**Extracted records**

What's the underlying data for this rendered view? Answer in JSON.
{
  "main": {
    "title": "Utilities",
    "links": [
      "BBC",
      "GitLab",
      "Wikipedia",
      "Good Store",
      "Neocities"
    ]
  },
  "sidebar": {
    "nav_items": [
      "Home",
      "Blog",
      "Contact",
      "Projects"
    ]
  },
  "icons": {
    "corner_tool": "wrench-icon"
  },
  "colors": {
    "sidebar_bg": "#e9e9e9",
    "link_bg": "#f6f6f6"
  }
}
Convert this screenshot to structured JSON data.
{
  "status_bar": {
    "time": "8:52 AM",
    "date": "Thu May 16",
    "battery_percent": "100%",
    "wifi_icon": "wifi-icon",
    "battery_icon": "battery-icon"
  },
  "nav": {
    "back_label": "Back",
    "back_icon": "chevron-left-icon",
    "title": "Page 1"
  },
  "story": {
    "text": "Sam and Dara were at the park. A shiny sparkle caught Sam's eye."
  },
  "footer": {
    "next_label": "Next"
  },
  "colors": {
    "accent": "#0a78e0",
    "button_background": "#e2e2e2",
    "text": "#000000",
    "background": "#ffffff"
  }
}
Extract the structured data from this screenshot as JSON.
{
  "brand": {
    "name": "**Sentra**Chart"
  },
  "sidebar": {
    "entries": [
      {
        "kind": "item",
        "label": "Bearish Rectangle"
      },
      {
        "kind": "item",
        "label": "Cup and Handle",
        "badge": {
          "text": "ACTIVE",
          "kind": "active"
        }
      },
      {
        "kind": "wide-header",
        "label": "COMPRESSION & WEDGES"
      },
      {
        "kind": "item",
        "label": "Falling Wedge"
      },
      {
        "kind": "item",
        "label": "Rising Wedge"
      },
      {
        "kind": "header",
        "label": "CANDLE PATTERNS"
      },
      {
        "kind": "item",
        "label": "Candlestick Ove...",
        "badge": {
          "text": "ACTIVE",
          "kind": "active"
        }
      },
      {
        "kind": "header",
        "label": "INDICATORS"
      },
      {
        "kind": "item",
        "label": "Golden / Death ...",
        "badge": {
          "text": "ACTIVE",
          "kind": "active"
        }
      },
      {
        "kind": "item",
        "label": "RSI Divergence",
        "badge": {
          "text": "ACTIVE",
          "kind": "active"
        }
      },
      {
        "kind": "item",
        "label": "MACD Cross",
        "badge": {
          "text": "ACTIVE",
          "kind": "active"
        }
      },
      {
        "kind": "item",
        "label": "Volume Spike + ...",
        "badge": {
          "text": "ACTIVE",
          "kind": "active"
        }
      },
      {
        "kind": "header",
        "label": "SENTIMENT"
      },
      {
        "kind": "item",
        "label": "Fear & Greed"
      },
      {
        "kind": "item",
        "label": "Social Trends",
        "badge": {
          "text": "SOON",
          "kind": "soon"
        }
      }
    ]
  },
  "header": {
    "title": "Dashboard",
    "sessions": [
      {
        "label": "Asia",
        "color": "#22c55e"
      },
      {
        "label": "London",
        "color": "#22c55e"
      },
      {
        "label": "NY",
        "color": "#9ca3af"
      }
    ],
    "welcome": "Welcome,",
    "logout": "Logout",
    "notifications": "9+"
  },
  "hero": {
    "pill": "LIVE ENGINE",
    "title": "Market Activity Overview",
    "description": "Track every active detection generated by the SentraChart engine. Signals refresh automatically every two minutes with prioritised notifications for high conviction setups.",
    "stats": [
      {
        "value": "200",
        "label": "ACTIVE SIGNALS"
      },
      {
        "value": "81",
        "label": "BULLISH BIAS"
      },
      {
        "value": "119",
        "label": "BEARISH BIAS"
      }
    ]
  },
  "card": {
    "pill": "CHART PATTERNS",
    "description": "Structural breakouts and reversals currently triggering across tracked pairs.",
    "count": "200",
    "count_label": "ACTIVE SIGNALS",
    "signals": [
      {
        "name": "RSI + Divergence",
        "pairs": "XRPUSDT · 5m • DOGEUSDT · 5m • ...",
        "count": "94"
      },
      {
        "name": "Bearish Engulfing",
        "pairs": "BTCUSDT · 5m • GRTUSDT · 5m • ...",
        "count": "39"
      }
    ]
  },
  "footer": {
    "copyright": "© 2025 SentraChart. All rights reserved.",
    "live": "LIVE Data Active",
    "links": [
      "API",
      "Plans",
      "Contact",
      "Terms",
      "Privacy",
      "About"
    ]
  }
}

**Goal**
Exact output of every entry is required.

**Completed task**
What's the underlying data for this rendered view? Answer in JSON.
{
  "main": {
    "title": "Utilities",
    "links": [
      "BBC",
      "GitLab",
      "Wikipedia",
      "Good Store",
      "Neocities"
    ]
  },
  "sidebar": {
    "nav_items": [
      "Home",
      "Blog",
      "Contact",
      "Projects"
    ]
  },
  "icons": {
    "corner_tool": "wrench-icon"
  },
  "colors": {
    "sidebar_bg": "#e9e9e9",
    "link_bg": "#f6f6f6"
  }
}
Convert this screenshot to structured JSON data.
{
  "status_bar": {
    "time": "8:52 AM",
    "date": "Thu May 16",
    "battery_percent": "100%",
    "wifi_icon": "wifi-icon",
    "battery_icon": "battery-icon"
  },
  "nav": {
    "back_label": "Back",
    "back_icon": "chevron-left-icon",
    "title": "Page 1"
  },
  "story": {
    "text": "Sam and Dara were at the park. A shiny sparkle caught Sam's eye."
  },
  "footer": {
    "next_label": "Next"
  },
  "colors": {
    "accent": "#0a78e0",
    "button_background": "#e2e2e2",
    "text": "#000000",
    "background": "#ffffff"
  }
}
Extract the structured data from this screenshot as JSON.
{
  "brand": {
    "name": "**Sentra**Chart"
  },
  "sidebar": {
    "entries": [
      {
        "kind": "item",
        "label": "Bearish Rectangle"
      },
      {
        "kind": "item",
        "label": "Cup and Handle",
        "badge": {
          "text": "ACTIVE",
          "kind": "active"
        }
      },
      {
        "kind": "wide-header",
        "label": "COMPRESSION & WEDGES"
      },
      {
        "kind": "item",
        "label": "Falling Wedge"
      },
      {
        "kind": "item",
        "label": "Rising Wedge"
      },
      {
        "kind": "header",
        "label": "CANDLE PATTERNS"
      },
      {
        "kind": "item",
        "label": "Candlestick Ove...",
        "badge": {
          "text": "ACTIVE",
          "kind": "active"
        }
      },
      {
        "kind": "header",
        "label": "INDICATORS"
      },
      {
        "kind": "item",
        "label": "Golden / Death ...",
        "badge": {
          "text": "ACTIVE",
          "kind": "active"
        }
      },
      {
        "kind": "item",
        "label": "RSI Divergence",
        "badge": {
          "text": "ACTIVE",
          "kind": "active"
        }
      },
      {
        "kind": "item",
        "label": "MACD Cross",
        "badge": {
          "text": "ACTIVE",
          "kind": "active"
        }
      },
      {
        "kind": "item",
        "label": "Volume Spike + ...",
        "badge": {
          "text": "ACTIVE",
          "kind": "active"
        }
      },
      {
        "kind": "header",
        "label": "SENTIMENT"
      },
      {
        "kind": "item",
        "label": "Fear & Greed"
      },
      {
        "kind": "item",
        "label": "Social Trends",
        "badge": {
          "text": "SOON",
          "kind": "soon"
        }
      }
    ]
  },
  "header": {
    "title": "Dashboard",
    "sessions": [
      {
        "label": "Asia",
        "color": "#22c55e"
      },
      {
        "label": "London",
        "color": "#22c55e"
      },
      {
        "label": "NY",
        "color": "#9ca3af"
      }
    ],
    "welcome": "Welcome,",
    "logout": "Logout",
    "notifications": "9+"
  },
  "hero": {
    "pill": "LIVE ENGINE",
    "title": "Market Activity Overview",
    "description": "Track every active detection generated by the SentraChart engine. Signals refresh automatically every two minutes with prioritised notifications for high conviction setups.",
    "stats": [
      {
        "value": "200",
        "label": "ACTIVE SIGNALS"
      },
      {
        "value": "81",
        "label": "BULLISH BIAS"
      },
      {
        "value": "119",
        "label": "BEARISH BIAS"
      }
    ]
  },
  "card": {
    "pill": "CHART PATTERNS",
    "description": "Structural breakouts and reversals currently triggering across tracked pairs.",
    "count": "200",
    "count_label": "ACTIVE SIGNALS",
    "signals": [
      {
        "name": "RSI + Divergence",
        "pairs": "XRPUSDT · 5m • DOGEUSDT · 5m • ...",
        "count": "94"
      },
      {
        "name": "Bearish Engulfing",
        "pairs": "BTCUSDT · 5m • GRTUSDT · 5m • ...",
        "count": "39"
      }
    ]
  },
  "footer": {
    "copyright": "© 2025 SentraChart. All rights reserved.",
    "live": "LIVE Data Active",
    "links": [
      "API",
      "Plans",
      "Contact",
      "Terms",
      "Privacy",
      "About"
    ]
  }
}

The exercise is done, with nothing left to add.